[start Extracted records]

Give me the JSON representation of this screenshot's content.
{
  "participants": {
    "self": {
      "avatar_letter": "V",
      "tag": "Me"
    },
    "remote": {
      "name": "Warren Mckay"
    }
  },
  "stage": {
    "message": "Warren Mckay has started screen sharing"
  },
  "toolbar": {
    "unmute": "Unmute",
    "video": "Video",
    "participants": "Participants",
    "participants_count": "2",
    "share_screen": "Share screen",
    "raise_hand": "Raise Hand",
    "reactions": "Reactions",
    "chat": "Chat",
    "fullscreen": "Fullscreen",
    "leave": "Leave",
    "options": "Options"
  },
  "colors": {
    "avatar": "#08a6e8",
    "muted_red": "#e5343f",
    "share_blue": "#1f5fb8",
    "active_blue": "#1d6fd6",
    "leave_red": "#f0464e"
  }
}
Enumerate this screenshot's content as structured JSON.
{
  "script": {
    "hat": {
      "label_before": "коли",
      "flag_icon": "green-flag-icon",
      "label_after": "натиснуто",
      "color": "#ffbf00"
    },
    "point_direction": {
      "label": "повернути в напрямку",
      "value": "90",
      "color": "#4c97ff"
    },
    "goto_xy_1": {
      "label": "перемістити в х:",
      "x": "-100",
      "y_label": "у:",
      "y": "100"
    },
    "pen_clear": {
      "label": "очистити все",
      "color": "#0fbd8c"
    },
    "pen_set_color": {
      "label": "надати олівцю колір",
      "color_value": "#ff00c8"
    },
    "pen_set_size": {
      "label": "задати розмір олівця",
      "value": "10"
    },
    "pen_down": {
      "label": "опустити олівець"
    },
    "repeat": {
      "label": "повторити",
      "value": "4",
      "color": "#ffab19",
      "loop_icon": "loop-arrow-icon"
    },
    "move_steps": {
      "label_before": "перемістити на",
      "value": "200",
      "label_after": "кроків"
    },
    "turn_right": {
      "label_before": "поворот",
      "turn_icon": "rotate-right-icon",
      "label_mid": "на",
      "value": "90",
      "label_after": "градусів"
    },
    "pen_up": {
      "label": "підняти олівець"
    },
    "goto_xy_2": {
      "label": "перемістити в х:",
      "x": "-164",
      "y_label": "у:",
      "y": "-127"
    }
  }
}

[end Extracted records]

Challenge
Retype the whole listing above exactly.

Exercise result
Give me the JSON representation of this screenshot's content.
{
  "participants": {
    "self": {
      "avatar_letter": "V",
      "tag": "Me"
    },
    "remote": {
      "name": "Warren Mckay"
    }
  },
  "stage": {
    "message": "Warren Mckay has started screen sharing"
  },
  "toolbar": {
    "unmute": "Unmute",
    "video": "Video",
    "participants": "Participants",
    "participants_count": "2",
    "share_screen": "Share screen",
    "raise_hand": "Raise Hand",
    "reactions": "Reactions",
    "chat": "Chat",
    "fullscreen": "Fullscreen",
    "leave": "Leave",
    "options": "Options"
  },
  "colors": {
    "avatar": "#08a6e8",
    "muted_red": "#e5343f",
    "share_blue": "#1f5fb8",
    "active_blue": "#1d6fd6",
    "leave_red": "#f0464e"
  }
}
Enumerate this screenshot's content as structured JSON.
{
  "script": {
    "hat": {
      "label_before": "коли",
      "flag_icon": "green-flag-icon",
      "label_after": "натиснуто",
      "color": "#ffbf00"
    },
    "point_direction": {
      "label": "повернути в напрямку",
      "value": "90",
      "color": "#4c97ff"
    },
    "goto_xy_1": {
      "label": "перемістити в х:",
      "x": "-100",
      "y_label": "у:",
      "y": "100"
    },
    "pen_clear": {
      "label": "очистити все",
      "color": "#0fbd8c"
    },
    "pen_set_color": {
      "label": "надати олівцю колір",
      "color_value": "#ff00c8"
    },
    "pen_set_size": {
      "label": "задати розмір олівця",
      "value": "10"
    },
    "pen_down": {
      "label": "опустити олівець"
    },
    "repeat": {
      "label": "повторити",
      "value": "4",
      "color": "#ffab19",
      "loop_icon": "loop-arrow-icon"
    },
    "move_steps": {
      "label_before": "перемістити на",
      "value": "200",
      "label_after": "кроків"
    },
    "turn_right": {
      "label_before": "поворот",
      "turn_icon": "rotate-right-icon",
      "label_mid": "на",
      "value": "90",
      "label_after": "градусів"
    },
    "pen_up": {
      "label": "підняти олівець"
    },
    "goto_xy_2": {
      "label": "перемістити в х:",
      "x": "-164",
      "y_label": "у:",
      "y": "-127"
    }
  }
}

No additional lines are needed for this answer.